### RECORDS TO USE
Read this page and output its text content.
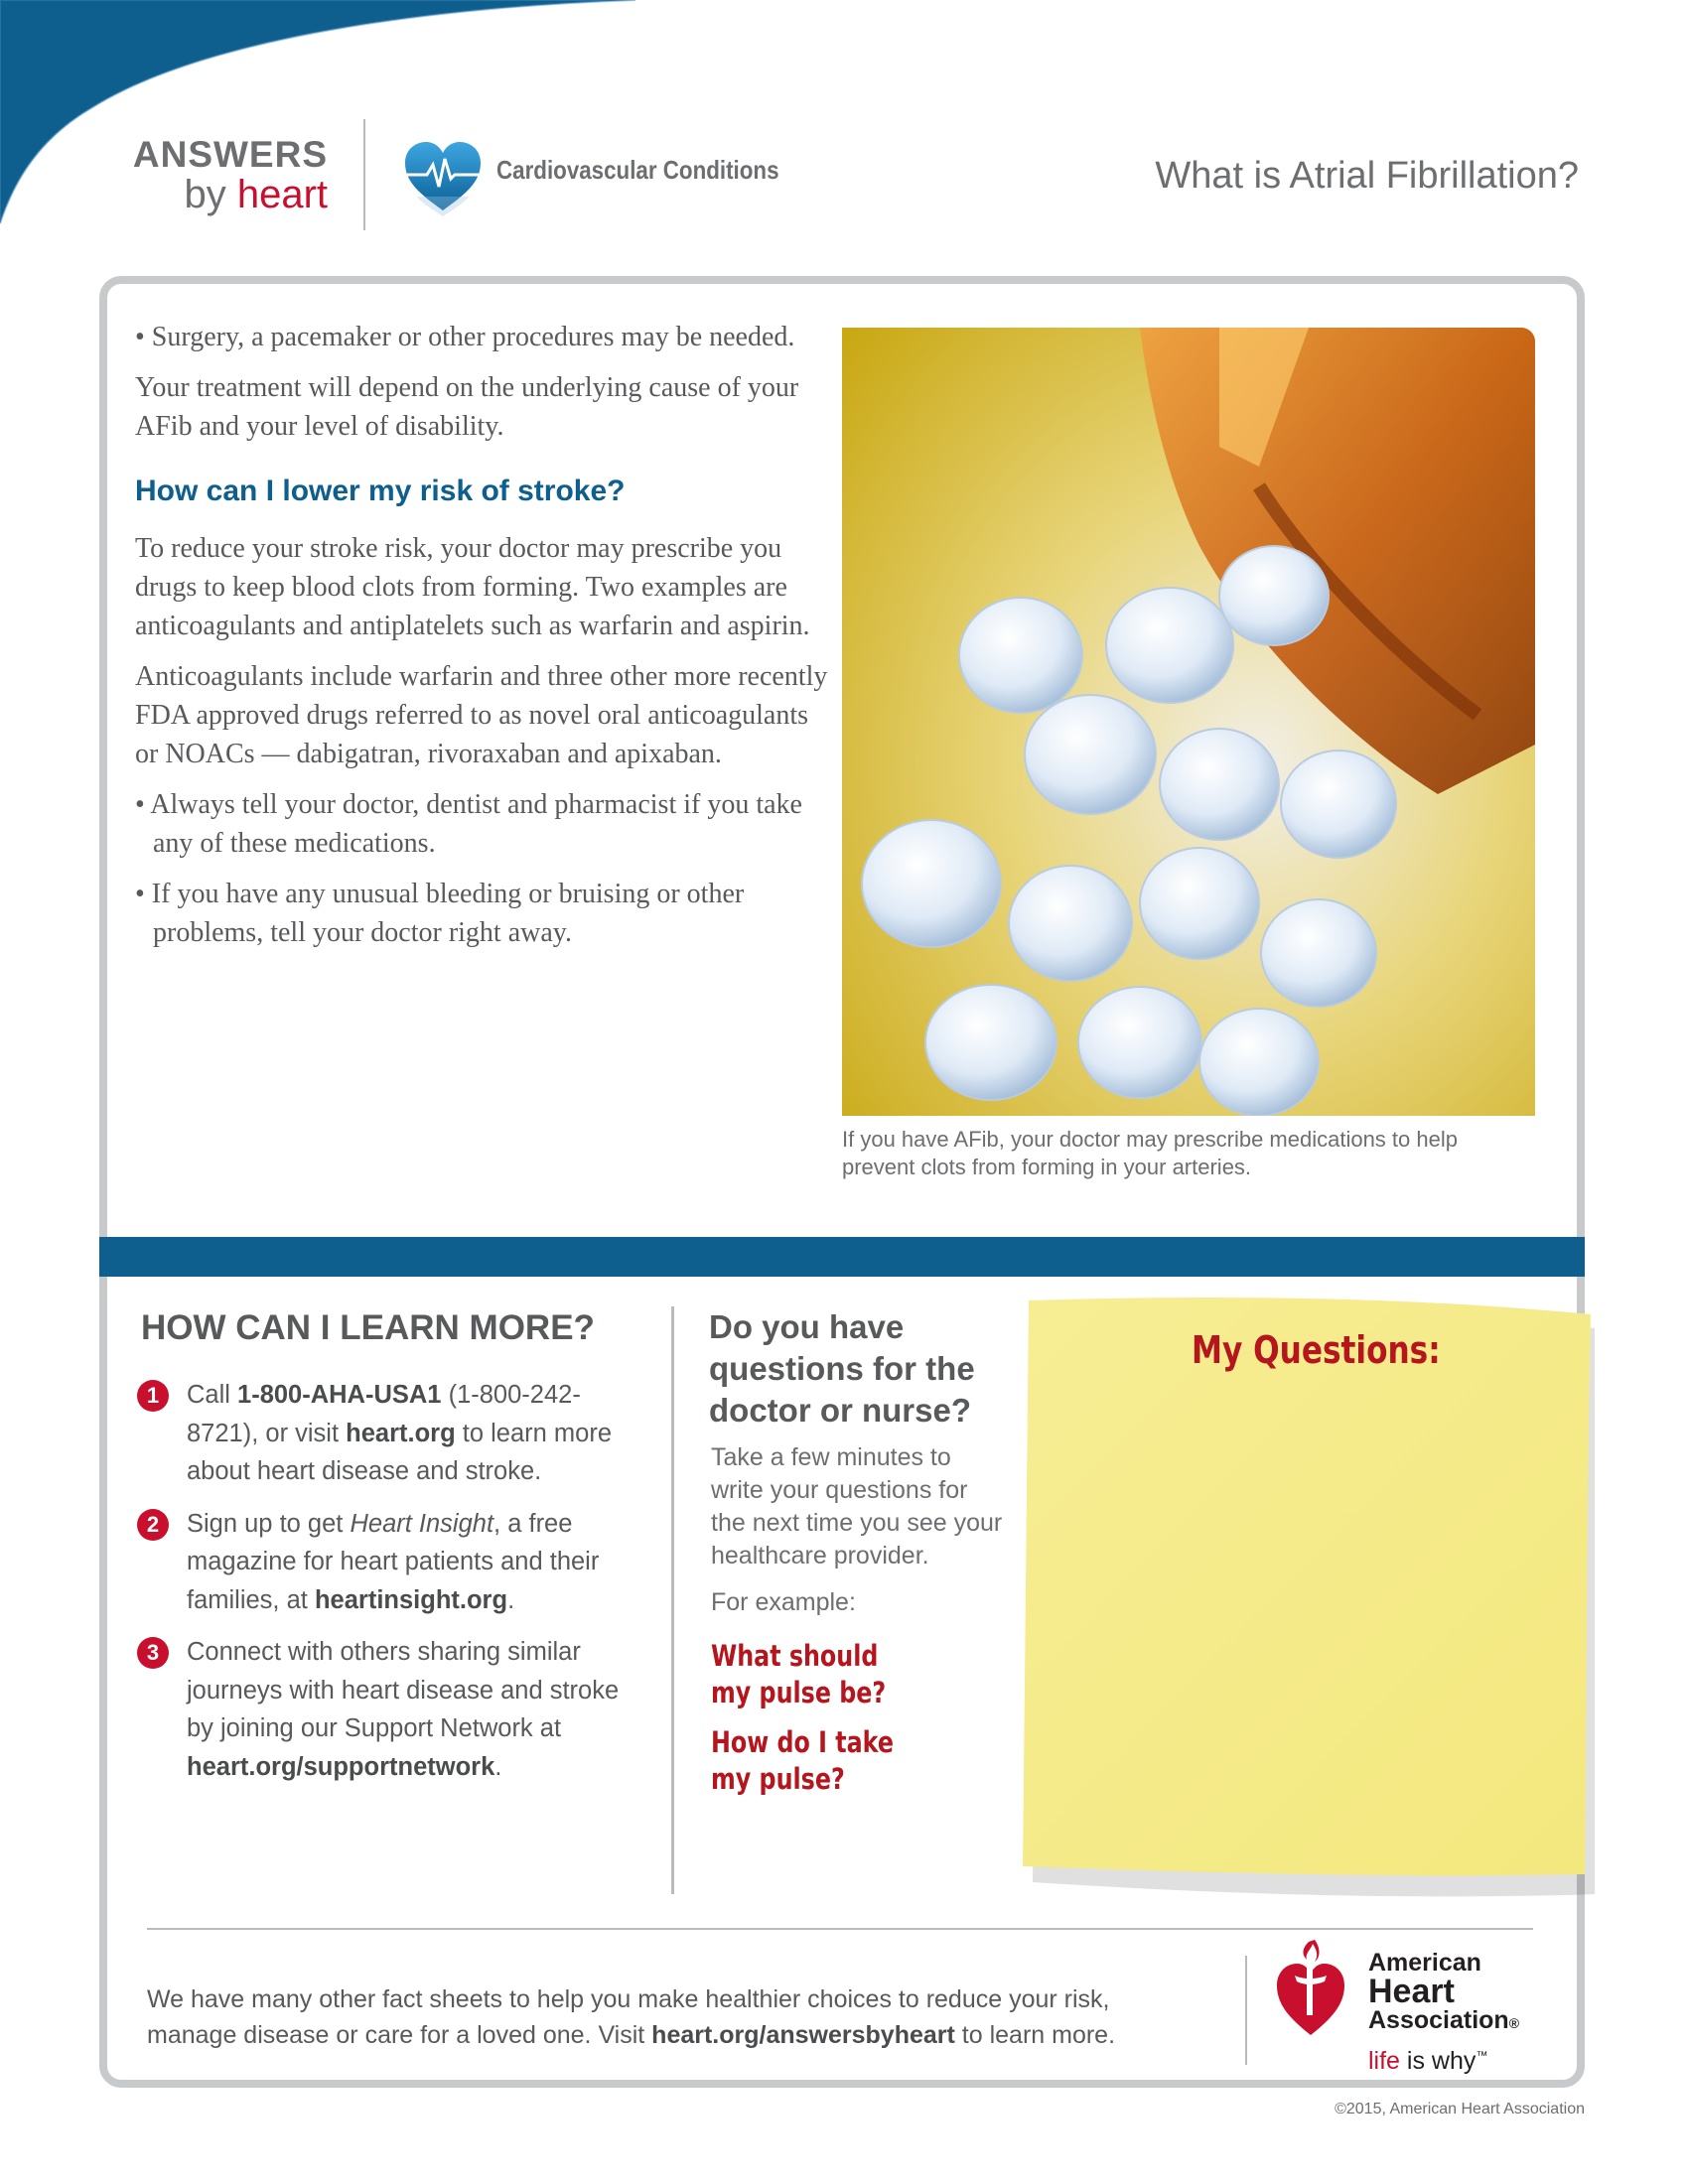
ANSWERS
by heart
Cardiovascular Conditions	What is Atrial Fibrillation?

• Surgery, a pacemaker or other procedures may be needed.

Your treatment will depend on the underlying cause of your AFib and your level of disability.

How can I lower my risk of stroke?

To reduce your stroke risk, your doctor may prescribe you drugs to keep blood clots from forming. Two examples are anticoagulants and antiplatelets such as warfarin and aspirin.

Anticoagulants include warfarin and three other more recently FDA approved drugs referred to as novel oral anticoagulants or NOACs — dabigatran, rivoraxaban and apixaban.

• Always tell your doctor, dentist and pharmacist if you take any of these medications.

• If you have any unusual bleeding or bruising or other problems, tell your doctor right away.

If you have AFib, your doctor may prescribe medications to help prevent clots from forming in your arteries.
HOW CAN I LEARN MORE?
1	Call 1-800-AHA-USA1 (1-800-242-8721), or visit heart.org to learn more about heart disease and stroke.
2	Sign up to get Heart Insight, a free magazine for heart patients and their families, at heartinsight.org.
3	Connect with others sharing similar journeys with heart disease and stroke by joining our Support Network at heart.org/supportnetwork.
Do you have questions for the doctor or nurse?
Take a few minutes to write your questions for the next time you see your healthcare provider.
For example:
What should my pulse be?
How do I take my pulse?
My Questions:
We have many other fact sheets to help you make healthier choices to reduce your risk, manage disease or care for a loved one. Visit heart.org/answersbyheart to learn more.
American
Heart
Association®
life is why™
©2015, American Heart Association
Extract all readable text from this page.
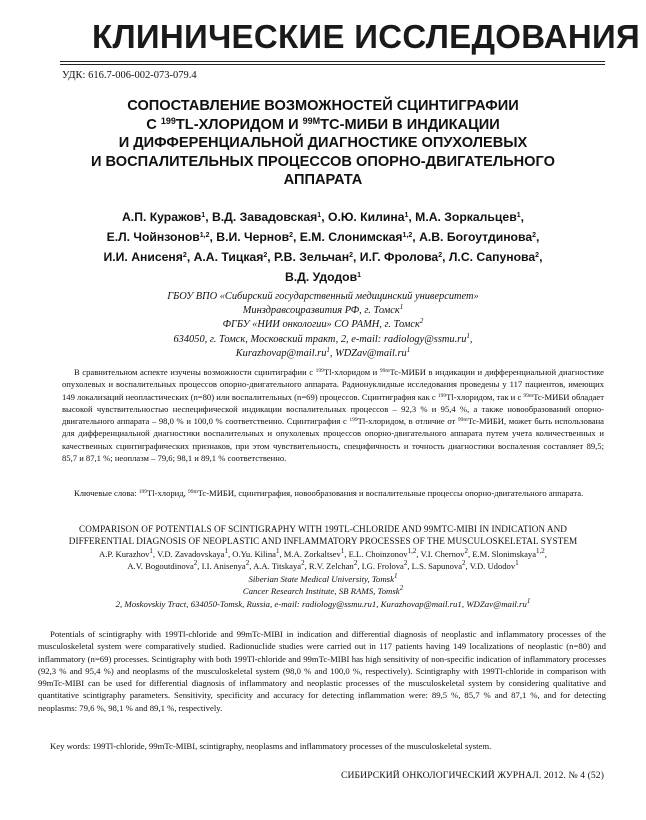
КЛИНИЧЕСКИЕ ИССЛЕДОВАНИЯ
УДК: 616.7-006-002-073-079.4
СОПОСТАВЛЕНИЕ ВОЗМОЖНОСТЕЙ СЦИНТИГРАФИИ
С $^{199}$TL-ХЛОРИДОМ И $^{99М}$TC-МИБИ В ИНДИКАЦИИ
И ДИФФЕРЕНЦИАЛЬНОЙ ДИАГНОСТИКЕ ОПУХОЛЕВЫХ
И ВОСПАЛИТЕЛЬНЫХ ПРОЦЕССОВ ОПОРНО-ДВИГАТЕЛЬНОГО
АППАРАТА

А.П. Куражов$^1$, В.Д. Завадовская$^1$, О.Ю. Килина$^1$, М.А. Зоркальцев$^1$,
Е.Л. Чойнзонов$^{1,2}$, В.И. Чернов$^2$, Е.М. Слонимская$^{1,2}$, А.В. Богоутдинова$^2$,
И.И. Анисеня$^2$, А.А. Тицкая$^2$, Р.В. Зельчан$^2$, И.Г. Фролова$^2$, Л.С. Сапунова$^2$,
В.Д. Удодов$^1$

ГБОУ ВПО «Сибирский государственный медицинский университет»
Минздравсоцразвития РФ, г. Томск$^1$
ФГБУ «НИИ онкологии» СО РАМН, г. Томск$^2$
634050, г. Томск, Московский тракт, 2, e-mail: $radiology@ssmu.ru^1$,
$Kurazhovap@mail.ru^1$, $WDZav@mail.ru^1$

В сравнительном аспекте изучены возможности сцинтиграфии с $^{199}$Tl-хлоридом и $^{99m}$Tc-МИБИ в индикации и дифференциальной диагностике опухолевых и воспалительных процессов опорно-двигательного аппарата. Радионуклидные исследования проведены у 117 пациентов, имеющих 149 локализаций неопластических (n=80) или воспалительных (n=69) процессов. Сцинтиграфия как с $^{199}$Tl-хлоридом, так и с $^{99m}$Tc-МИБИ обладает высокой чувствительностью неспецифической индикации воспалительных процессов – 92,3 % и 95,4 %, а также новообразований опорно-двигательного аппарата – 98,0 % и 100,0 % соответственно. Сцинтиграфия с $^{199}$Tl-хлоридом, в отличие от $^{99m}$Tc-МИБИ, может быть использована для дифференциальной диагностики воспалительных и опухолевых процессов опорно-двигательного аппарата путем учета количественных и качественных сцинтиграфических признаков, при этом чувствительность, специфичность и точность диагностики воспаления составляет 89,5; 85,7 и 87,1 %; неоплазм – 79,6; 98,1 и 89,1 % соответственно.

Ключевые слова: $^{199}$Tl-хлорид, $^{99m}$Tc-МИБИ, сцинтиграфия, новообразования и воспалительные процессы опорно-двигательного аппарата.

COMPARISON OF POTENTIALS OF SCINTIGRAPHY WITH 199TL-CHLORIDE AND 99MTC-MIBI IN INDICATION AND DIFFERENTIAL DIAGNOSIS OF NEOPLASTIC AND INFLAMMATORY PROCESSES OF THE MUSCULOSKELETAL SYSTEM

A.P. Kurazhov$^1$, V.D. Zavadovskaya$^1$, O.Yu. Kilina$^1$, M.A. Zorkaltsev$^1$, E.L. Choinzonov$^{1,2}$, V.I. Chernov$^2$, E.M. Slonimskaya$^{1,2}$,
A.V. Bogoutdinova$^2$, I.I. Anisenya$^2$, A.A. Titskaya$^2$, R.V. Zelchan$^2$, I.G. Frolova$^2$, L.S. Sapunova$^2$, V.D. Udodov$^1$

Siberian State Medical University, Tomsk$^1$
Cancer Research Institute, SB RAMS, Tomsk$^2$
2, Moskovskiy Tract, 634050-Tomsk, Russia, e-mail: radiology@ssmu.ru1, Kurazhovap@mail.ru1, $WDZav@mail.ru^1$

Potentials of scintigraphy with 199Tl-chloride and 99mTc-MIBI in indication and differential diagnosis of neoplastic and inflammatory processes of the musculoskeletal system were comparatively studied. Radionuclide studies were carried out in 117 patients having 149 localizations of neoplastic (n=80) and inflammatory (n=69) processes. Scintigraphy with both 199Tl-chloride and 99mTc-MIBI has high sensitivity of non-specific indication of inflammatory processes (92,3 % and 95,4 %) and neoplasms of the musculoskeletal system (98,0 % and 100,0 %, respectively). Scintigraphy with 199Tl-chloride in comparison with 99mTc-MIBI can be used for differential diagnosis of inflammatory and neoplastic processes of the musculoskeletal system by considering qualitative and quantitative scintigraphy parameters. Sensitivity, specificity and accuracy for detecting inflammation were: 89,5 %, 85,7 % and 87,1 %, and for detecting neoplasms: 79,6 %, 98,1 % and 89,1 %, respectively.

Key words: 199Tl-chloride, 99mTc-MIBI, scintigraphy, neoplasms and inflammatory processes of the musculoskeletal system.

СИБИРСКИЙ ОНКОЛОГИЧЕСКИЙ ЖУРНАЛ. 2012. № 4 (52)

### TASK TO CARRY OUT
Scan the records for lines that hold "clots", and reproduce each one you find.

### WRITTEN SOLUTION
To reduce your stroke risk, your doctor may prescribe you drugs to keep blood clots from forming. Two examples are anticoagulants and antiplatelets such as warfarin and aspirin.
If you have AFib, your doctor may prescribe medications to help prevent clots from forming in your arteries.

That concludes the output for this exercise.